Materials provided:
----

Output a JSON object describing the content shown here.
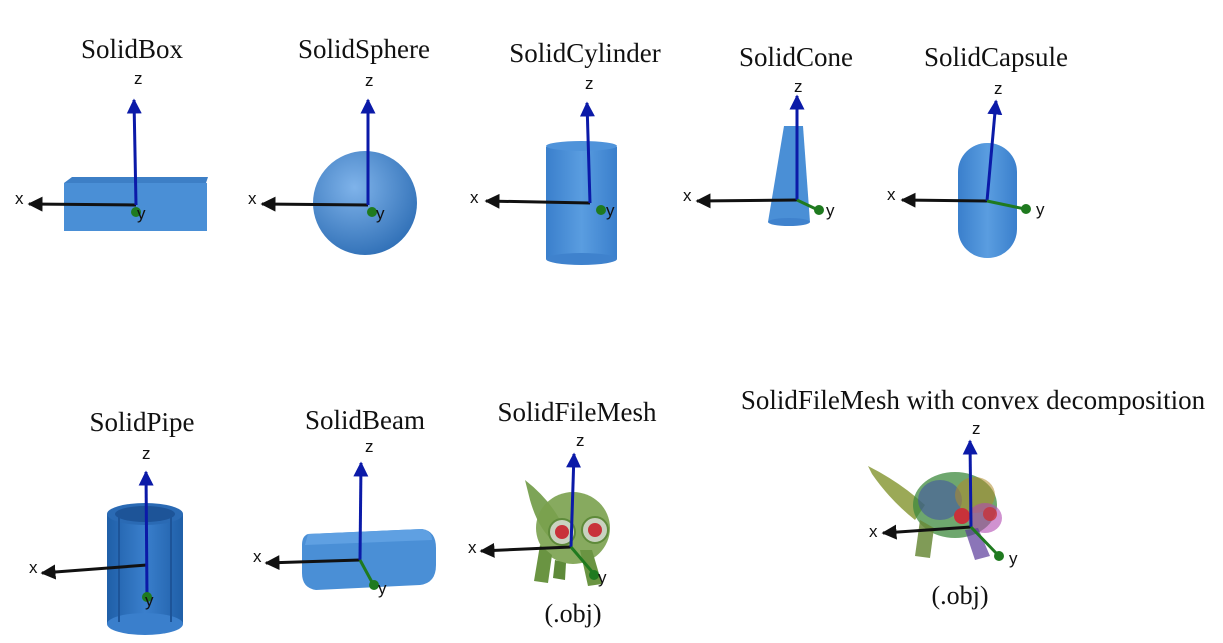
{
  "axis_labels": {
    "x": "x",
    "y": "y",
    "z": "z"
  },
  "colors": {
    "solid_blue": "#4a8fd6",
    "solid_blue_dark": "#2e6fb8",
    "z_axis": "#0b1aa8",
    "x_axis": "#111111",
    "y_axis": "#1f7a1f",
    "mesh_green": "#6f9a45"
  },
  "shapes": [
    {
      "id": "box",
      "title": "SolidBox",
      "caption": ""
    },
    {
      "id": "sphere",
      "title": "SolidSphere",
      "caption": ""
    },
    {
      "id": "cylinder",
      "title": "SolidCylinder",
      "caption": ""
    },
    {
      "id": "cone",
      "title": "SolidCone",
      "caption": ""
    },
    {
      "id": "capsule",
      "title": "SolidCapsule",
      "caption": ""
    },
    {
      "id": "pipe",
      "title": "SolidPipe",
      "caption": ""
    },
    {
      "id": "beam",
      "title": "SolidBeam",
      "caption": ""
    },
    {
      "id": "filemesh",
      "title": "SolidFileMesh",
      "caption": "(.obj)"
    },
    {
      "id": "filemesh_convex",
      "title": "SolidFileMesh with convex decomposition",
      "caption": "(.obj)"
    }
  ]
}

----

What is required: Check each line above for the string "SolidFileMesh" and show the ones that have it.

Written reply:
      "title": "SolidFileMesh",
      "title": "SolidFileMesh with convex decomposition",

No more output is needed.